Las tres Personas no obran nunca
separadamente, pero hay, sin embargo, en Dios, a la vez, una auténtica diversidad
y una unidad específica. A través de la experiencia que tenemos de la forma en
que Dios se manifiesta en nuestra propia vida, comprobamos que las tres
Personas divinas actúan siempre juntas, aun sabiendo que cada una de ellas
actúa en nosotros de manera diferente. Tenemos la experiencia de Dios como
tres-en-uno y creemos que esta triple diferenciación en la acción exterior de
Dios debe reflejar una triple diferenciación en su vida interior. Hay que
considerar la distinción entre las tres Personas como eterna. Una distinción
inherente a la naturaleza de Dios que no se aplica únicamente a su actividad
exterior, cuando se manifiesta al mundo. No veamos en el Padre, el Hijo y el
Espíritu "modos," o "disposiciones" de la divinidad: no son
máscaras con las que Dios se reviste en sus relaciones con la creación para
quitárselas más tarde. Veamos en ellos, por el contrario, a tres Personas
iguales y co-eternas. Un padre humano es más viejo que su hijo, pero cuando
hablamos de Dios como "Padre" e "Hijo" hemos de olvidar el
sentido literal de estos términos. Decimos, al hablar del "Hijo," que
"jamás hubo un tiempo en el que no existiera" y se puede decir lo
mismo del Espíritu.
Cada una de las tres Personas es
enteramente Dios, completamente Dios. Ninguna de las tres Personas es más o
menos "Dios" que las otras. A cada una de estas tres Personas
corresponde, no un tercio de la divinidad, sino la divinidad en su totalidad.
Resaltemos, no obstante, que cada una de las tres Personas vive y es esta
Divinidad de modo bien distinto y personal. San Gregorio de Nisa insiste en
esta unidad en la diversidad:
"Todo
lo que es el Padre lo vemos revelado en el Hijo; todo lo que está en el Hijo
está también en el Padre, pues el Hijo entero permanece en el Padre y en él
permanece el Padre entero. El Hijo, que existe siempre en el Padre, no puede
ser separado nunca de él y el Espíritu jamás puede ser dividido del Hijo, que,
a través del Espíritu, realiza todas las cosas. Aquél que recibe al Padre,
recibe al mismo tiempo al Hijo y al Espíritu. Es imposible plantearse una
separación o una desunión entre ellos: no se puede pensar en el Hijo sin pensar
en el Padre, ni separar al Espíritu del Hijo. Hay entre los tres un reparto y
una diferenciación que están más allá de las palabras y de la comprensión. La
distinción entre las Personas no obstaculiza la unicidad de su naturaleza, ni
tampoco la unicidad compartida de su esencia lleva a una confusión entre las
características distintivas de las Personas. No os sorprendáis de que hablemos de
la Trinidad como unificada y diferenciada a la vez. Recurriendo a un juego de
palabras, nos encontramos con una extraña y paradójica "diversidad en la
unidad" y "unidad en la diversidad."
"Juego de palabras...."

◆ ◆ ◆ ◆ ◆

### TU TAREA
Según el texto sobre la Trinidad, ¿qué parte de la divinidad corresponde a cada una de las tres Personas?

[Listados de elementos y regiones]
◆ ◆ ◆ ◆ ◆

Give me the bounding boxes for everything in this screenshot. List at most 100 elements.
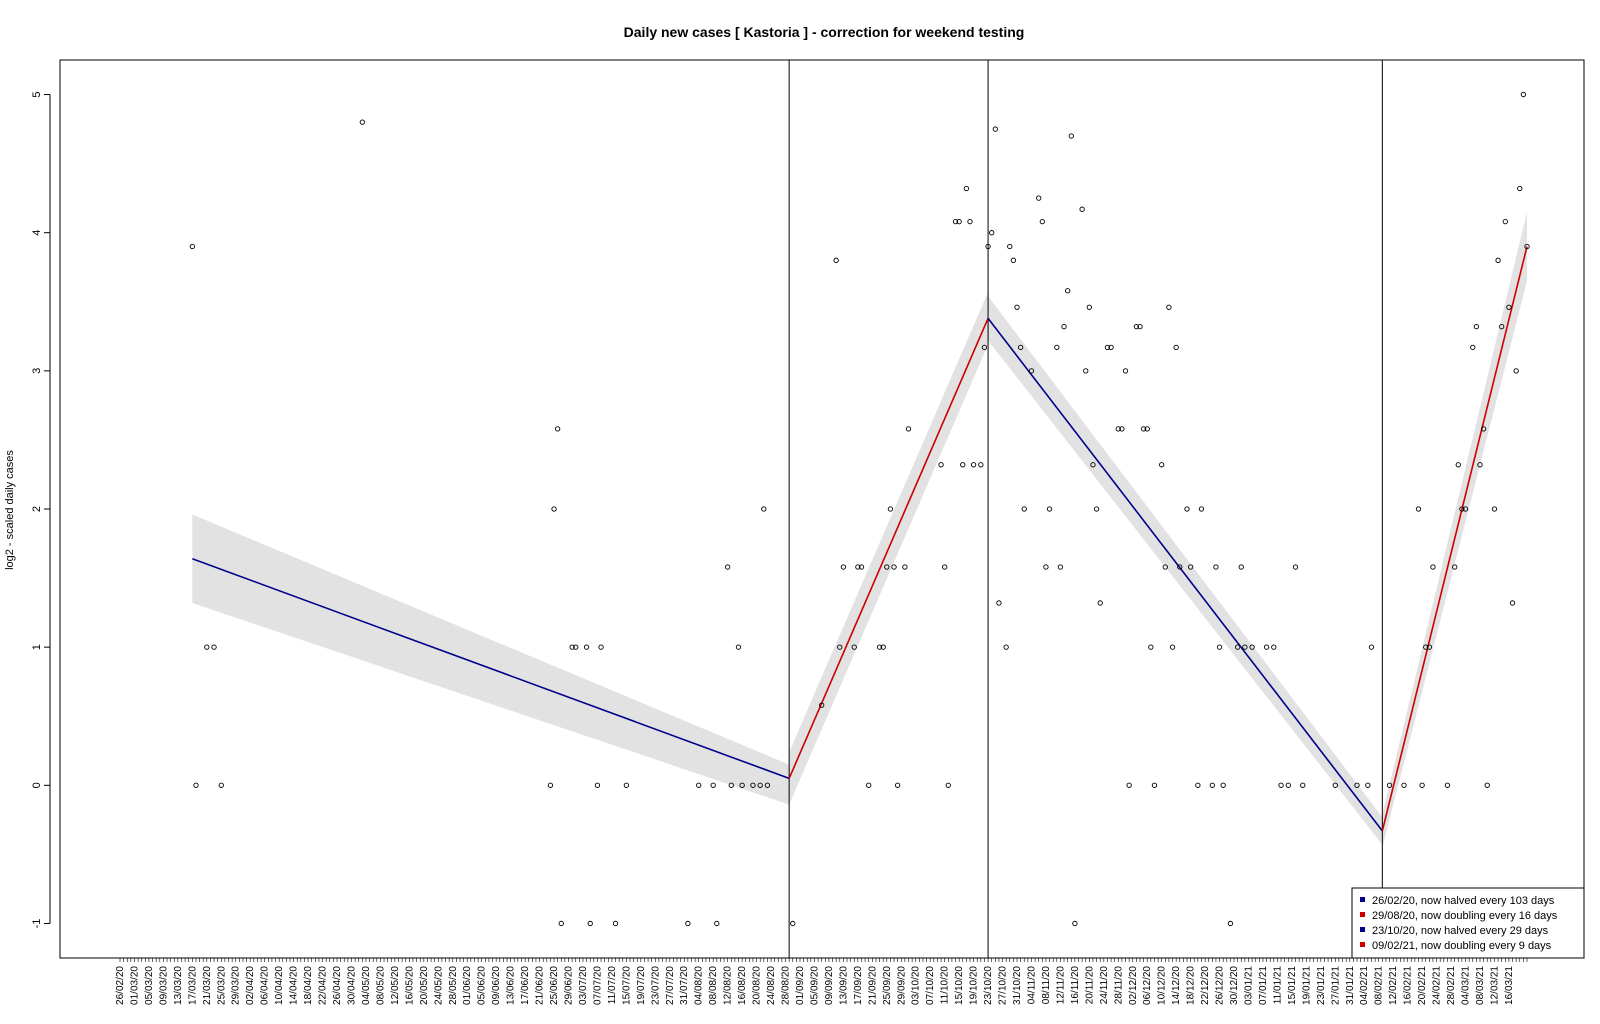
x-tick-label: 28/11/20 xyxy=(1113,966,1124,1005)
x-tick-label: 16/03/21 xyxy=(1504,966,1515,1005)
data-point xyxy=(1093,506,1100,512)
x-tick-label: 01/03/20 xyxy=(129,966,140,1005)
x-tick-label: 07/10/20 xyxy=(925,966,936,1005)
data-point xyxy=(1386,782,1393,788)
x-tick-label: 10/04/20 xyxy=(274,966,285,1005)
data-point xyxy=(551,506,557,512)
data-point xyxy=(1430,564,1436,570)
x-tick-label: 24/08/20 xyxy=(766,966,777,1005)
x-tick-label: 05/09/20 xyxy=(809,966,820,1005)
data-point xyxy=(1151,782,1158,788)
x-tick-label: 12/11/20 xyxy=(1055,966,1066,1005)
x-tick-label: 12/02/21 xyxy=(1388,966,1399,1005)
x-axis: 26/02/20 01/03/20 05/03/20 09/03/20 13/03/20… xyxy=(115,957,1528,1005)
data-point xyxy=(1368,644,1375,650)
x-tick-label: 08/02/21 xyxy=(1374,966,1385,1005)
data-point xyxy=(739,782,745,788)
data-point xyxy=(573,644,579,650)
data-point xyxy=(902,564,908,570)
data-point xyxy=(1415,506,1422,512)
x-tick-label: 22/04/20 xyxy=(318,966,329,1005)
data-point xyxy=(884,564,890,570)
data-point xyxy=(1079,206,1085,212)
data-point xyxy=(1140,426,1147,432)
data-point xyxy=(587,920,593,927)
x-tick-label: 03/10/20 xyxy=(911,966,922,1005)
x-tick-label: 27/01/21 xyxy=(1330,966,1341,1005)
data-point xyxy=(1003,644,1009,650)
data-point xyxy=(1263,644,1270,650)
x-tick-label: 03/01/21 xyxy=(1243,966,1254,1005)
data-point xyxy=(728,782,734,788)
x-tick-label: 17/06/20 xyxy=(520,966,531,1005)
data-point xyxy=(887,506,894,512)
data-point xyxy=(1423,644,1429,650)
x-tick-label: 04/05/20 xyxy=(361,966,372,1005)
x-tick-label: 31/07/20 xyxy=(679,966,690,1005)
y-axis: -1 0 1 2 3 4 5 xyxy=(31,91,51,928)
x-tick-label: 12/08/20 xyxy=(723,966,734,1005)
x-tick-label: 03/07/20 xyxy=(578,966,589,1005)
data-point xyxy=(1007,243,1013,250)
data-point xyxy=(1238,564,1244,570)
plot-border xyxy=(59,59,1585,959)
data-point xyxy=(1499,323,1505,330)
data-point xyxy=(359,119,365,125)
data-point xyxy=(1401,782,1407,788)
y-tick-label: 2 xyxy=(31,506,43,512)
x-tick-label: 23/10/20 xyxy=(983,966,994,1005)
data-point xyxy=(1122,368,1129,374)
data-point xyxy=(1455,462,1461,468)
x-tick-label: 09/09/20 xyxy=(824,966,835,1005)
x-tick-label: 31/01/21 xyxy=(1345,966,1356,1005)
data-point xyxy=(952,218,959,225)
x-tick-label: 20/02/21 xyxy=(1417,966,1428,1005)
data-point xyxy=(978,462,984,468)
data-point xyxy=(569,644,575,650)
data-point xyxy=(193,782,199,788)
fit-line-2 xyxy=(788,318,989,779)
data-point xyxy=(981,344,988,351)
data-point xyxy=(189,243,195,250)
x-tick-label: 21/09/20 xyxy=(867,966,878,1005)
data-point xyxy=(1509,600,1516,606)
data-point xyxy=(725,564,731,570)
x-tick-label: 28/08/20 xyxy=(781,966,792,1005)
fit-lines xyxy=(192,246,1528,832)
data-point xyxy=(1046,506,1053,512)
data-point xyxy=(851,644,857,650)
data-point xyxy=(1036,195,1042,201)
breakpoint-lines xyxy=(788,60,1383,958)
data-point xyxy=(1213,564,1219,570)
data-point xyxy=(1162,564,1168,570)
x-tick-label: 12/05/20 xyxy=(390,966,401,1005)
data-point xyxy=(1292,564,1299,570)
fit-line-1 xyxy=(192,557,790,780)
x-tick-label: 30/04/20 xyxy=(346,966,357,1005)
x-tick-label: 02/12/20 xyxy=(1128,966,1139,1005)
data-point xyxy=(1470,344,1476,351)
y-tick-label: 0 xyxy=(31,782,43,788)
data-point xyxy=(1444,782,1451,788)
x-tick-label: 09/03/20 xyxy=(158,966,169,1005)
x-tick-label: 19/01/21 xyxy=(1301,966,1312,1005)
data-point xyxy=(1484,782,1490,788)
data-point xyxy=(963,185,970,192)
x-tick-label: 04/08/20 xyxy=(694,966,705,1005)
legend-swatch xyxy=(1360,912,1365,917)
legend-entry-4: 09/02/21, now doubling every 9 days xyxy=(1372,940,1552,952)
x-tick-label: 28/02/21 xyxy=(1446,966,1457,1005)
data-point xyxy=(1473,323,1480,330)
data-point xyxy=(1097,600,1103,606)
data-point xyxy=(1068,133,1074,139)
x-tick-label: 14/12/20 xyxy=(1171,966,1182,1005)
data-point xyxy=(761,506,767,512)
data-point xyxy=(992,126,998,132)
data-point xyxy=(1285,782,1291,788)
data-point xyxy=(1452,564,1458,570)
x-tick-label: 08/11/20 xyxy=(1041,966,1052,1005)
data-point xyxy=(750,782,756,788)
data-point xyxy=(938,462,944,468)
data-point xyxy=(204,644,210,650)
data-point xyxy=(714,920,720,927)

◆ ◆ ◆ ◆ ◆

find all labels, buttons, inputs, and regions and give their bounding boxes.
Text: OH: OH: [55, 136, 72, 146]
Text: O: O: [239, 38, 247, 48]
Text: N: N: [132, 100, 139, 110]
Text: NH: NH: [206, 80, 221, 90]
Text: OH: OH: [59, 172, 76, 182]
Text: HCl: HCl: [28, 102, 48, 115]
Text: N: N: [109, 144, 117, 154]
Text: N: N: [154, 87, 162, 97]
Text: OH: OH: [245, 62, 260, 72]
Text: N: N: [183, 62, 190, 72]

◆ ◆ ◆ ◆ ◆

### RESPUESTA A LA TAREA
No un tercio de la divinidad, sino la divinidad en su totalidad.